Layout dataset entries
○ ○ ○ ○ ○ ○ ○
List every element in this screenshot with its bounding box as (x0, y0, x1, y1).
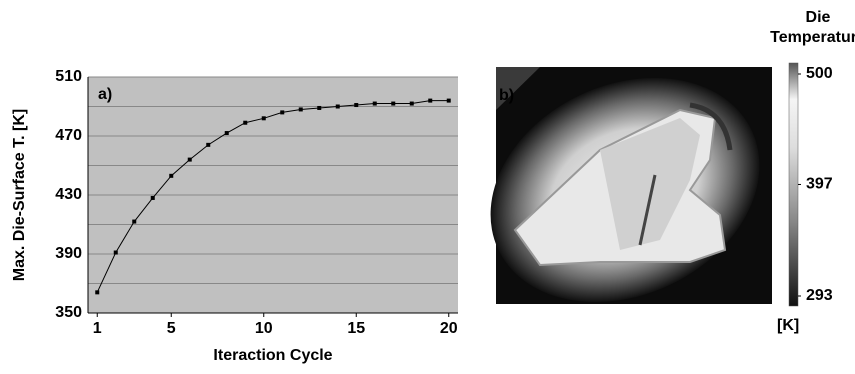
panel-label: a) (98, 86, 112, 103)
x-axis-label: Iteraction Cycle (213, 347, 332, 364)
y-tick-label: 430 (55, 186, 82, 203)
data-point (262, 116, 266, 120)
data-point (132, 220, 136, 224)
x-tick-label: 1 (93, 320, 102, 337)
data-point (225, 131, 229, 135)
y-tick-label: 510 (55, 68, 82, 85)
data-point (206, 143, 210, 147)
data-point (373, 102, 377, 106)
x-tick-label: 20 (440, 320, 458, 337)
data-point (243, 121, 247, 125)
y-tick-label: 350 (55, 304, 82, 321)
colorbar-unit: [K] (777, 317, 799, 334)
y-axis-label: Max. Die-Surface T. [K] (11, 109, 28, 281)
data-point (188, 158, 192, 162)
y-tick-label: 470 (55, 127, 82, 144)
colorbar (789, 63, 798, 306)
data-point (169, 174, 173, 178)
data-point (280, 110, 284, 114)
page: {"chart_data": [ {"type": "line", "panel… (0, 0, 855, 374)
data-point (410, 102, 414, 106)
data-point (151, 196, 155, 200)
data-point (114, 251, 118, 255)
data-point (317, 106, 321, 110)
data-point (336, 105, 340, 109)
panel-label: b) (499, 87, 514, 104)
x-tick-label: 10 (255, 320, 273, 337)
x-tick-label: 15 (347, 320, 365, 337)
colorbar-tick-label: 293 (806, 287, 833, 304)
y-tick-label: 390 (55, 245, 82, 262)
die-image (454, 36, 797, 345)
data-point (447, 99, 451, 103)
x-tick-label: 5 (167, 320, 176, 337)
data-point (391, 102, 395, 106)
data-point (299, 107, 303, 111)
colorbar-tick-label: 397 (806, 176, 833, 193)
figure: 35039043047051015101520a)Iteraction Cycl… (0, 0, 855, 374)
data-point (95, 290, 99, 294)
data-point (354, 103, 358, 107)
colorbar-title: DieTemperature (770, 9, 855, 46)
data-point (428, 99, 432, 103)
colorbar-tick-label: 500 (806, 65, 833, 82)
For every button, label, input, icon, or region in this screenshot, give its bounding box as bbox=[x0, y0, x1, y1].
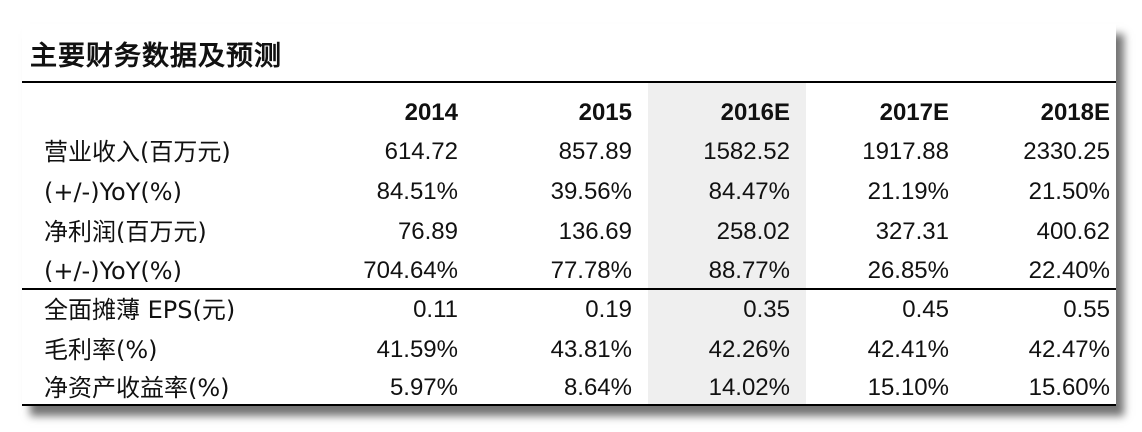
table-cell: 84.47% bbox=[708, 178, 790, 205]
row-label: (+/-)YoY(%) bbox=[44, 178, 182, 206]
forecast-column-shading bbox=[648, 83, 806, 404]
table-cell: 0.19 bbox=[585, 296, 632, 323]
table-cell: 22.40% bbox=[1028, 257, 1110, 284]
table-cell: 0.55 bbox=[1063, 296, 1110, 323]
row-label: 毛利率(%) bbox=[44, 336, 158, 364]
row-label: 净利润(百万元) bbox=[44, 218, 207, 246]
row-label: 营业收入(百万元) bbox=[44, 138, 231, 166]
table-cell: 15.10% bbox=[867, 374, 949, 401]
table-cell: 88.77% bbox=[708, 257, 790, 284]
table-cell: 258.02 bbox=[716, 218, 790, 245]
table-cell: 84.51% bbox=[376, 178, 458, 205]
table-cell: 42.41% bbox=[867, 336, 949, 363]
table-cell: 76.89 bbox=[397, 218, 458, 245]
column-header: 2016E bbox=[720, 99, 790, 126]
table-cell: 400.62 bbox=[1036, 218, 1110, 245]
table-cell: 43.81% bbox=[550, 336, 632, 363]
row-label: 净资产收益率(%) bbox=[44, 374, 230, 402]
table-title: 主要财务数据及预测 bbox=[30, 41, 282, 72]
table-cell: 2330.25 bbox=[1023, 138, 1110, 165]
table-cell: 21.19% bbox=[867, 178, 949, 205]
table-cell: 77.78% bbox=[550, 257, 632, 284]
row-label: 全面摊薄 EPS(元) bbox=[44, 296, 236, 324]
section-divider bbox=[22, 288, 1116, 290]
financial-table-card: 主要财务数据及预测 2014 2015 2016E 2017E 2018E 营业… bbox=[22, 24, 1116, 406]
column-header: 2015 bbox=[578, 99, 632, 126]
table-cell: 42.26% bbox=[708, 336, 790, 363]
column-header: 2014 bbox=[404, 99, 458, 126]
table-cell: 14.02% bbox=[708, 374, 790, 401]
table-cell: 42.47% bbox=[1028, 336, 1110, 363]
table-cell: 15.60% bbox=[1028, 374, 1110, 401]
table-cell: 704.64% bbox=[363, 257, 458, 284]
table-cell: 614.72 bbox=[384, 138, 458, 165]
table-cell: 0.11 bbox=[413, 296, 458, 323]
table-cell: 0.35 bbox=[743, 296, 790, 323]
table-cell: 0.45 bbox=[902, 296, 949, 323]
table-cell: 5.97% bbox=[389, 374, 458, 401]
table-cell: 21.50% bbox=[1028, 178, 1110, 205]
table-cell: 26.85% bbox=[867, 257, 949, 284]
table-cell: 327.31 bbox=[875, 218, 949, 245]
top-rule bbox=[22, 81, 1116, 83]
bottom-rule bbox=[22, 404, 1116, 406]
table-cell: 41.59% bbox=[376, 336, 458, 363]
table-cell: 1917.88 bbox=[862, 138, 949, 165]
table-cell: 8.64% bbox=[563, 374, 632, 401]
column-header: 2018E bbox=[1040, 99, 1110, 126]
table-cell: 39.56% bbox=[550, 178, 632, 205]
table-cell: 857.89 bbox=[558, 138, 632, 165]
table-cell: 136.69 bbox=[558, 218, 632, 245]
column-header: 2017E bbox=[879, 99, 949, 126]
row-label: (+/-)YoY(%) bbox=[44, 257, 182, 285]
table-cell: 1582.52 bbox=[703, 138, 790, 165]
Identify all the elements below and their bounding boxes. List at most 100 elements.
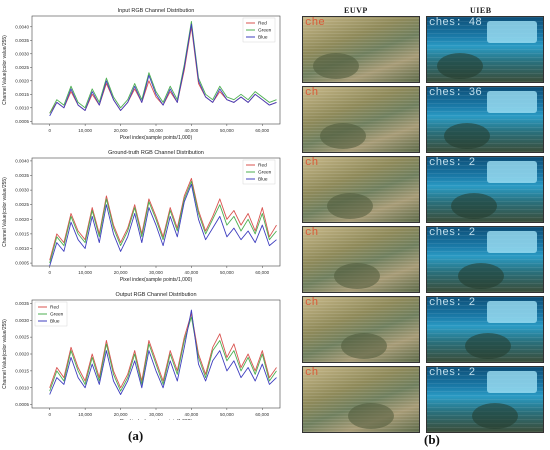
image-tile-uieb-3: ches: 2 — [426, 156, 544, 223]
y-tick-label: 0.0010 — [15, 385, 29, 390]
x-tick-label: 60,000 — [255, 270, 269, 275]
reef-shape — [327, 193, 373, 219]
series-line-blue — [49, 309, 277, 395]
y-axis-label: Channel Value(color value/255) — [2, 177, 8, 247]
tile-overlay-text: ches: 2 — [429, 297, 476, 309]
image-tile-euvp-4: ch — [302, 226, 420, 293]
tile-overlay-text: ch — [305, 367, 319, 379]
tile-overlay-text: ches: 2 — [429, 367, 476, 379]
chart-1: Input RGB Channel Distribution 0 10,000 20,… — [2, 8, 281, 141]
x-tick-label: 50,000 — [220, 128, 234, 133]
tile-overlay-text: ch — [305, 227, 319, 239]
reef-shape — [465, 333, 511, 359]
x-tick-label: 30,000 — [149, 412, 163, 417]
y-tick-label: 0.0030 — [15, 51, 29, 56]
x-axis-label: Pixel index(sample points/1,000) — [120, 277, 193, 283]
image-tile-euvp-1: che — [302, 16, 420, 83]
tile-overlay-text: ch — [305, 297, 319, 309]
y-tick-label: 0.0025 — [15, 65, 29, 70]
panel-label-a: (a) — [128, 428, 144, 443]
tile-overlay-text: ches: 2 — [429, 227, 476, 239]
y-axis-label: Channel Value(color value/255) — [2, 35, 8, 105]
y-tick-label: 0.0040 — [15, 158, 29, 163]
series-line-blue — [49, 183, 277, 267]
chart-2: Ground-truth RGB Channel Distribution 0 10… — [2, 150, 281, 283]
○ ○ ○ ○ ○ ○ ○
Copy out every line of the rows above without changing anything, but leave out the pictures.

List every element in this screenshot with its bounding box as (x0, y0, x1, y1).
panel-label: a) (98, 86, 112, 103)
x-axis-label: Iteraction Cycle (213, 347, 332, 364)
y-tick-label: 430 (55, 186, 82, 203)
data-point (262, 116, 266, 120)
data-point (132, 220, 136, 224)
x-tick-label: 1 (93, 320, 102, 337)
data-point (225, 131, 229, 135)
y-tick-label: 510 (55, 68, 82, 85)
data-point (206, 143, 210, 147)
data-point (373, 102, 377, 106)
x-tick-label: 20 (440, 320, 458, 337)
data-point (243, 121, 247, 125)
y-tick-label: 350 (55, 304, 82, 321)
colorbar-unit: [K] (777, 317, 799, 334)
y-axis-label: Max. Die-Surface T. [K] (11, 109, 28, 281)
data-point (188, 158, 192, 162)
y-tick-label: 470 (55, 127, 82, 144)
colorbar (789, 63, 798, 306)
data-point (169, 174, 173, 178)
data-point (280, 110, 284, 114)
page: {"chart_data": [ {"type": "line", "panel… (0, 0, 855, 374)
data-point (410, 102, 414, 106)
data-point (151, 196, 155, 200)
data-point (114, 251, 118, 255)
data-point (317, 106, 321, 110)
data-point (336, 105, 340, 109)
panel-label: b) (499, 87, 514, 104)
x-tick-label: 10 (255, 320, 273, 337)
x-tick-label: 15 (347, 320, 365, 337)
colorbar-tick-label: 293 (806, 287, 833, 304)
y-tick-label: 390 (55, 245, 82, 262)
die-image (454, 36, 797, 345)
data-point (447, 99, 451, 103)
x-tick-label: 5 (167, 320, 176, 337)
data-point (391, 102, 395, 106)
data-point (299, 107, 303, 111)
colorbar-tick-label: 397 (806, 176, 833, 193)
figure: 35039043047051015101520a)Iteraction Cycl… (0, 0, 855, 374)
data-point (95, 290, 99, 294)
data-point (354, 103, 358, 107)
colorbar-title: DieTemperature (770, 9, 855, 46)
data-point (428, 99, 432, 103)
colorbar-tick-label: 500 (806, 65, 833, 82)
For every button, label, input, icon, or region in this screenshot, give its bounding box as bbox=[x0, y0, x1, y1].
table-cell: 84.47% bbox=[708, 178, 790, 205]
row-label: (+/-)YoY(%) bbox=[44, 178, 182, 206]
forecast-column-shading bbox=[648, 83, 806, 404]
table-cell: 0.19 bbox=[585, 296, 632, 323]
table-cell: 22.40% bbox=[1028, 257, 1110, 284]
table-cell: 0.55 bbox=[1063, 296, 1110, 323]
row-label: 毛利率(%) bbox=[44, 336, 158, 364]
row-label: 净利润(百万元) bbox=[44, 218, 207, 246]
row-label: 营业收入(百万元) bbox=[44, 138, 231, 166]
table-cell: 15.10% bbox=[867, 374, 949, 401]
table-cell: 88.77% bbox=[708, 257, 790, 284]
table-cell: 258.02 bbox=[716, 218, 790, 245]
table-cell: 84.51% bbox=[376, 178, 458, 205]
table-cell: 42.41% bbox=[867, 336, 949, 363]
table-cell: 76.89 bbox=[397, 218, 458, 245]
column-header: 2016E bbox=[720, 99, 790, 126]
table-cell: 400.62 bbox=[1036, 218, 1110, 245]
table-cell: 43.81% bbox=[550, 336, 632, 363]
row-label: 净资产收益率(%) bbox=[44, 374, 230, 402]
table-title: 主要财务数据及预测 bbox=[30, 41, 282, 72]
table-cell: 2330.25 bbox=[1023, 138, 1110, 165]
table-cell: 21.19% bbox=[867, 178, 949, 205]
table-cell: 77.78% bbox=[550, 257, 632, 284]
row-label: 全面摊薄 EPS(元) bbox=[44, 296, 236, 324]
section-divider bbox=[22, 288, 1116, 290]
financial-table-card: 主要财务数据及预测 2014 2015 2016E 2017E 2018E 营业… bbox=[22, 24, 1116, 406]
column-header: 2015 bbox=[578, 99, 632, 126]
table-cell: 42.26% bbox=[708, 336, 790, 363]
column-header: 2014 bbox=[404, 99, 458, 126]
table-cell: 14.02% bbox=[708, 374, 790, 401]
table-cell: 42.47% bbox=[1028, 336, 1110, 363]
table-cell: 15.60% bbox=[1028, 374, 1110, 401]
table-cell: 704.64% bbox=[363, 257, 458, 284]
table-cell: 614.72 bbox=[384, 138, 458, 165]
table-cell: 0.11 bbox=[413, 296, 458, 323]
table-cell: 0.35 bbox=[743, 296, 790, 323]
table-cell: 0.45 bbox=[902, 296, 949, 323]
table-cell: 5.97% bbox=[389, 374, 458, 401]
table-cell: 21.50% bbox=[1028, 178, 1110, 205]
table-cell: 26.85% bbox=[867, 257, 949, 284]
table-cell: 327.31 bbox=[875, 218, 949, 245]
top-rule bbox=[22, 81, 1116, 83]
bottom-rule bbox=[22, 404, 1116, 406]
table-cell: 41.59% bbox=[376, 336, 458, 363]
table-cell: 1917.88 bbox=[862, 138, 949, 165]
table-cell: 8.64% bbox=[563, 374, 632, 401]
column-header: 2018E bbox=[1040, 99, 1110, 126]
table-cell: 39.56% bbox=[550, 178, 632, 205]
table-cell: 857.89 bbox=[558, 138, 632, 165]
table-cell: 136.69 bbox=[558, 218, 632, 245]
column-header: 2017E bbox=[879, 99, 949, 126]
row-label: (+/-)YoY(%) bbox=[44, 257, 182, 285]
table-cell: 1582.52 bbox=[703, 138, 790, 165]
Identify all the elements below and their bounding boxes. List at most 100 elements.
image-tile-uieb-3: ches: 2 — [426, 156, 544, 223]
y-tick-label: 0.0010 — [15, 385, 29, 390]
x-tick-label: 60,000 — [255, 270, 269, 275]
reef-shape — [327, 193, 373, 219]
series-line-blue — [49, 309, 277, 395]
y-axis-label: Channel Value(color value/255) — [2, 177, 8, 247]
tile-overlay-text: ches: 2 — [429, 297, 476, 309]
image-tile-euvp-4: ch — [302, 226, 420, 293]
tile-overlay-text: ch — [305, 367, 319, 379]
tile-overlay-text: ches: 2 — [429, 367, 476, 379]
chart-1: Input RGB Channel Distribution 0 10,000 20,… — [2, 8, 281, 141]
x-tick-label: 50,000 — [220, 128, 234, 133]
tile-overlay-text: ch — [305, 227, 319, 239]
reef-shape — [465, 333, 511, 359]
x-tick-label: 30,000 — [149, 412, 163, 417]
y-tick-label: 0.0030 — [15, 51, 29, 56]
x-axis-label: Pixel index(sample points/1,000) — [120, 277, 193, 283]
image-tile-euvp-1: che — [302, 16, 420, 83]
tile-overlay-text: ch — [305, 297, 319, 309]
y-tick-label: 0.0025 — [15, 65, 29, 70]
panel-label-a: (a) — [128, 428, 144, 443]
tile-overlay-text: ches: 2 — [429, 227, 476, 239]
y-axis-label: Channel Value(color value/255) — [2, 35, 8, 105]
y-tick-label: 0.0040 — [15, 158, 29, 163]
series-line-blue — [49, 183, 277, 267]
chart-2: Ground-truth RGB Channel Distribution 0 10… — [2, 150, 281, 283]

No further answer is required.